- **PROBLEM DETAILS**:
Identify every line in the records below that contains the word "kind", and copy each of those lines.

- **RECORDS PROVIDED**:

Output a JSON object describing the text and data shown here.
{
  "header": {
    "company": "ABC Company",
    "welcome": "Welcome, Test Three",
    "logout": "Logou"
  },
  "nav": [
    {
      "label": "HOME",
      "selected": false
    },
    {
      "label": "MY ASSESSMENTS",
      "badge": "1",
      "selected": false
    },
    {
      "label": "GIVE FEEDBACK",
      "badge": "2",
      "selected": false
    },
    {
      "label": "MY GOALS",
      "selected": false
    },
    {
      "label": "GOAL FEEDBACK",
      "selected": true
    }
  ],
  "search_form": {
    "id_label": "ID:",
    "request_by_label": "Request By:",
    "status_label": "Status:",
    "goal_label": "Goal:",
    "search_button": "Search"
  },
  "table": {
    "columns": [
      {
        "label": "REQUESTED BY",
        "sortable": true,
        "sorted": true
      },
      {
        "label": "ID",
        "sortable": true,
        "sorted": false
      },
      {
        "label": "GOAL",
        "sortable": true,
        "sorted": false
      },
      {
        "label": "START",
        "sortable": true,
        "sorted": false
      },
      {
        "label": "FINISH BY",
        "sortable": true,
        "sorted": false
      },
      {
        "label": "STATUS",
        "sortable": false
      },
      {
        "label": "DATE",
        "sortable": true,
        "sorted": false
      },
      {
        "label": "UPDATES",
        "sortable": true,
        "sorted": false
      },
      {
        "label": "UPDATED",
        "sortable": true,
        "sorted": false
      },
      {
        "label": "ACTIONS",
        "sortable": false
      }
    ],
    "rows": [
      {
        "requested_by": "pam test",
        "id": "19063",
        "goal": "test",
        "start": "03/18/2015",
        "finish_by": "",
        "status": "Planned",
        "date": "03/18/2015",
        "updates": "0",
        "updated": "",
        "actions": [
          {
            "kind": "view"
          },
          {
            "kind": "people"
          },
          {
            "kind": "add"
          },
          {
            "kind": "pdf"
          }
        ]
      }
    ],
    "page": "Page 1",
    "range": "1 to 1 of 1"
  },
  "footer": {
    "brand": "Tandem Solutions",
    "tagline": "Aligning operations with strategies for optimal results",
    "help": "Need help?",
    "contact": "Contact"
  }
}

- **ANSWER TO THIS EXERCISE**:
            "kind": "view"
            "kind": "people"
            "kind": "add"
            "kind": "pdf"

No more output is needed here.